- [Written exercise]: Transcribe the material verbatim in full; the pictures do not belong in the copy.

Extracted records
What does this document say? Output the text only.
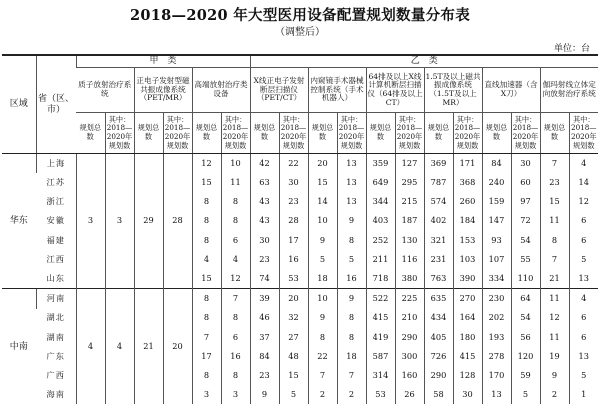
2018—2020 年大型医用设备配置规划数量分布表
（调整后）
单位：台
区域	省（区、市）	甲　类						乙　类											
		质子放射治疗系统		正电子发射型磁共振成像系统（PET/MR）		高端放射治疗类设备		X线正电子发射断层扫描仪（PET/CT）		内窥镜手术器械控制系统（手术机器人）		64排及以上X线计算机断层扫描仪（64排及以上CT）		1.5T及以上磁共振成像系统（1.5T及以上MR）		直线加速器（含X刀）		伽玛射线立体定向放射治疗系统	
		规划总数	其中：2018—2020年规划数	规划总数	其中：2018—2020年规划数	规划总数	其中：2018—2020年规划数	规划总数	其中：2018—2020年规划数	规划总数	其中：2018—2020年规划数	规划总数	其中：2018—2020年规划数	规划总数	其中：2018—2020年规划数	规划总数	其中：2018—2020年规划数	规划总数	其中：2018—2020年规划数
华东	上海	3	3	29	28	12	10	42	22	20	13	359	127	369	171	84	30	7	4
	江苏					15	11	63	30	15	13	649	295	787	368	240	60	23	14
	浙江					8	8	43	23	14	13	344	215	574	260	159	97	15	12
	安徽					8	8	43	28	10	9	403	187	402	184	147	72	11	6
	福建					8	6	30	17	9	8	252	130	321	153	93	54	8	6
	江西					4	4	23	16	5	5	211	116	231	103	107	55	7	5
	山东					15	12	74	53	18	16	718	380	763	390	334	110	21	13
中南	河南	4	4	21	20	8	7	39	20	10	9	522	225	635	270	230	64	11	4
	湖北					8	8	46	32	9	8	415	210	434	164	202	54	12	6
	湖南					7	6	37	27	8	8	419	290	405	180	193	56	11	6
	广东					17	16	84	48	22	18	587	300	726	415	278	120	19	13
	广西					8	8	23	15	7	7	314	160	290	128	170	59	9	5
	海南					3	3	9	5	2	2	53	26	58	30	13	5	2	1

- [Solved exercise]:
What does this document say? Output the text only.
2018—2020 年大型医用设备配置规划数量分布表
（调整后）
单位：台
区域	省（区、市）	甲　类						乙　类											
		质子放射治疗系统		正电子发射型磁共振成像系统（PET/MR）		高端放射治疗类设备		X线正电子发射断层扫描仪（PET/CT）		内窥镜手术器械控制系统（手术机器人）		64排及以上X线计算机断层扫描仪（64排及以上CT）		1.5T及以上磁共振成像系统（1.5T及以上MR）		直线加速器（含X刀）		伽玛射线立体定向放射治疗系统	
		规划总数	其中：2018—2020年规划数	规划总数	其中：2018—2020年规划数	规划总数	其中：2018—2020年规划数	规划总数	其中：2018—2020年规划数	规划总数	其中：2018—2020年规划数	规划总数	其中：2018—2020年规划数	规划总数	其中：2018—2020年规划数	规划总数	其中：2018—2020年规划数	规划总数	其中：2018—2020年规划数
华东	上海	3	3	29	28	12	10	42	22	20	13	359	127	369	171	84	30	7	4
	江苏					15	11	63	30	15	13	649	295	787	368	240	60	23	14
	浙江					8	8	43	23	14	13	344	215	574	260	159	97	15	12
	安徽					8	8	43	28	10	9	403	187	402	184	147	72	11	6
	福建					8	6	30	17	9	8	252	130	321	153	93	54	8	6
	江西					4	4	23	16	5	5	211	116	231	103	107	55	7	5
	山东					15	12	74	53	18	16	718	380	763	390	334	110	21	13
中南	河南	4	4	21	20	8	7	39	20	10	9	522	225	635	270	230	64	11	4
	湖北					8	8	46	32	9	8	415	210	434	164	202	54	12	6
	湖南					7	6	37	27	8	8	419	290	405	180	193	56	11	6
	广东					17	16	84	48	22	18	587	300	726	415	278	120	19	13
	广西					8	8	23	15	7	7	314	160	290	128	170	59	9	5
	海南					3	3	9	5	2	2	53	26	58	30	13	5	2	1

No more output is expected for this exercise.